* _EXTRACTED INFORMATION_:

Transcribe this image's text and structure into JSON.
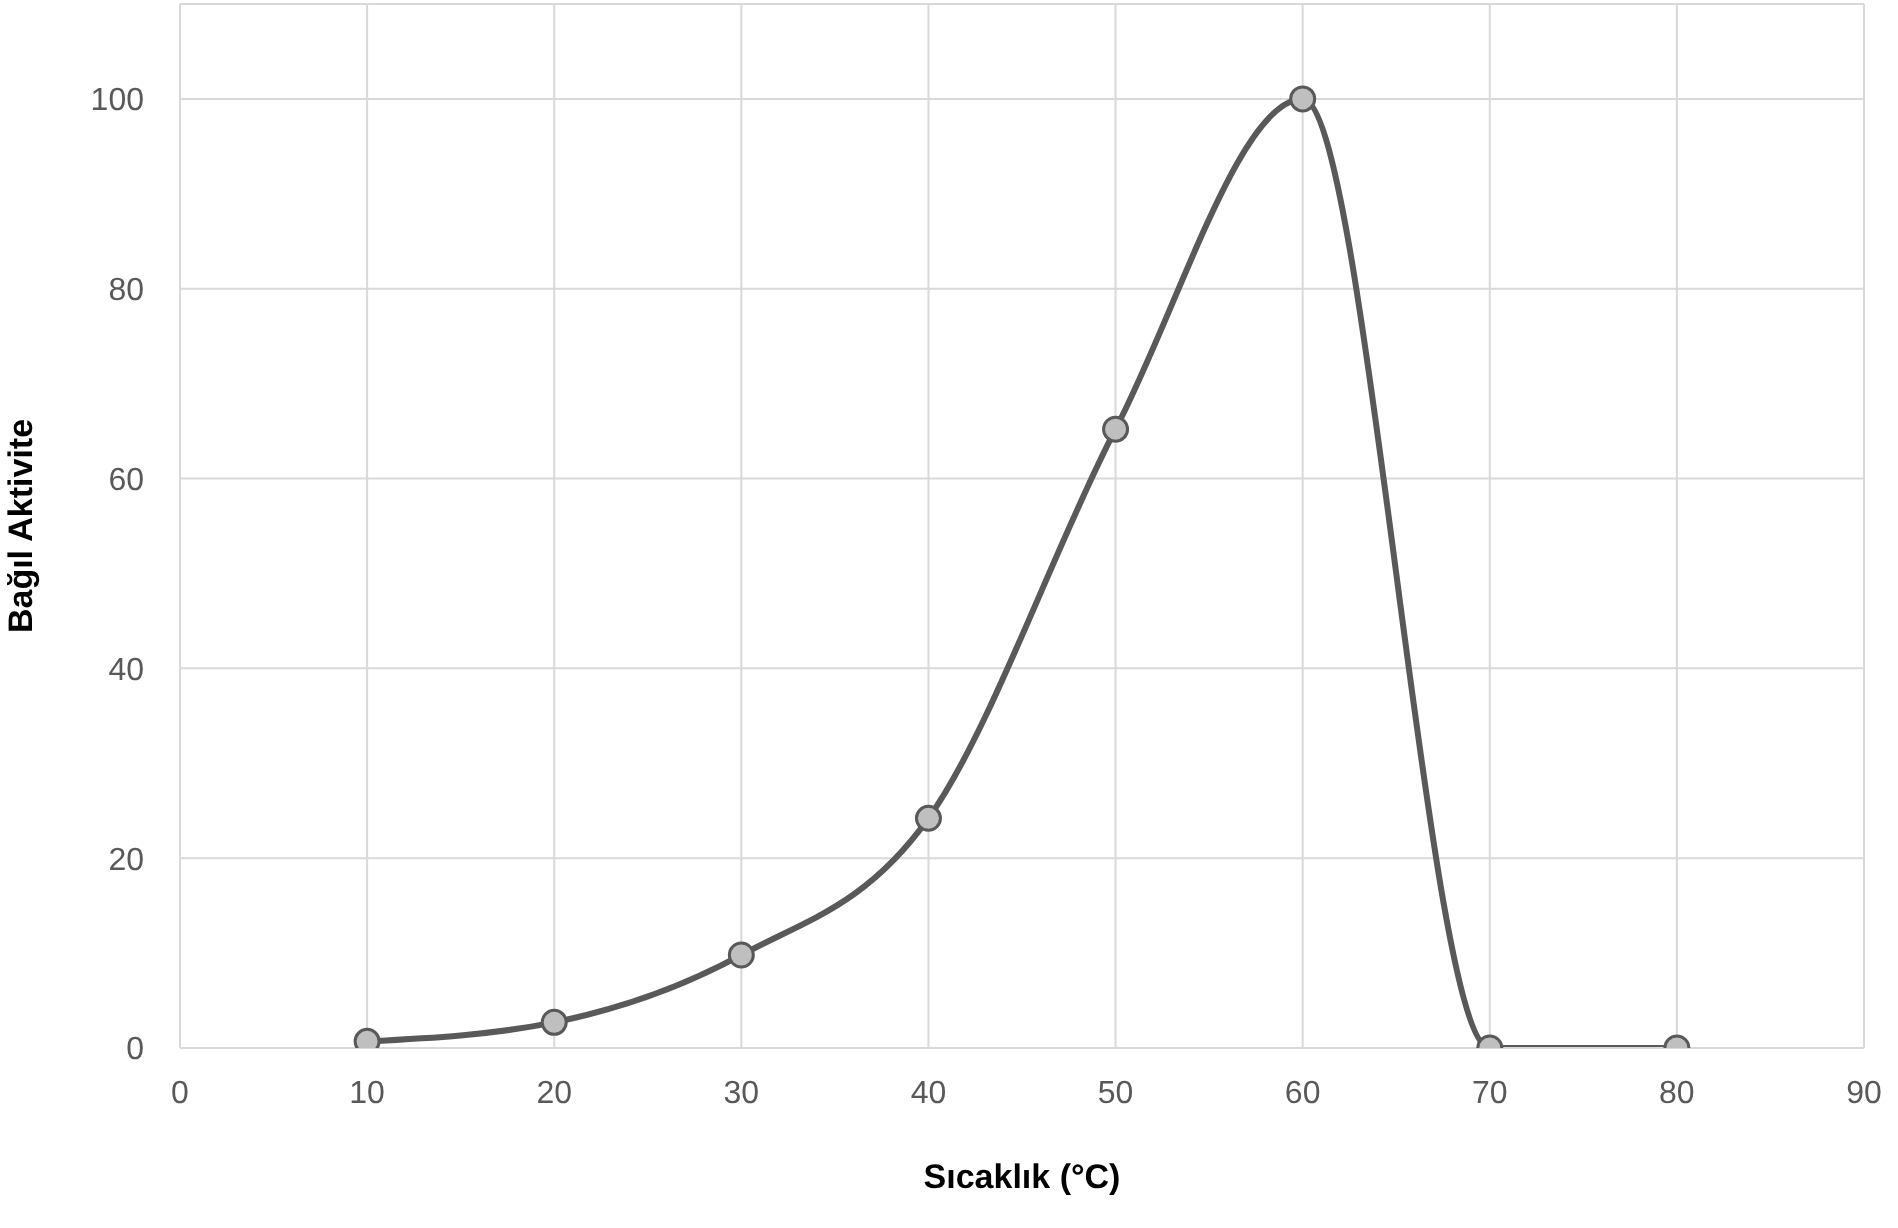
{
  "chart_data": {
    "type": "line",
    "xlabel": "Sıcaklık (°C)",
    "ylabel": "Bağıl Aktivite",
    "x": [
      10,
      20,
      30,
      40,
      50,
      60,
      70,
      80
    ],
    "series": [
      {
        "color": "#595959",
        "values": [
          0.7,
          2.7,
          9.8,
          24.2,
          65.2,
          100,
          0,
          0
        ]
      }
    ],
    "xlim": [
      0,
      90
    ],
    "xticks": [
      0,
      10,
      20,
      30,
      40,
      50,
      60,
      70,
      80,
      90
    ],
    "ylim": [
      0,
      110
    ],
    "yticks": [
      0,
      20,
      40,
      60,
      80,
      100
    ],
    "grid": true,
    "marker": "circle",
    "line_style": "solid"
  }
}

* _PROBLEM DETAILS_:
Reproduce the data word for word, excluding its pictures.

* _THE REPLY_:
Transcribe this image's text and structure into JSON.
{
  "chart_data": {
    "type": "line",
    "xlabel": "Sıcaklık (°C)",
    "ylabel": "Bağıl Aktivite",
    "x": [
      10,
      20,
      30,
      40,
      50,
      60,
      70,
      80
    ],
    "series": [
      {
        "color": "#595959",
        "values": [
          0.7,
          2.7,
          9.8,
          24.2,
          65.2,
          100,
          0,
          0
        ]
      }
    ],
    "xlim": [
      0,
      90
    ],
    "xticks": [
      0,
      10,
      20,
      30,
      40,
      50,
      60,
      70,
      80,
      90
    ],
    "ylim": [
      0,
      110
    ],
    "yticks": [
      0,
      20,
      40,
      60,
      80,
      100
    ],
    "grid": true,
    "marker": "circle",
    "line_style": "solid"
  }
}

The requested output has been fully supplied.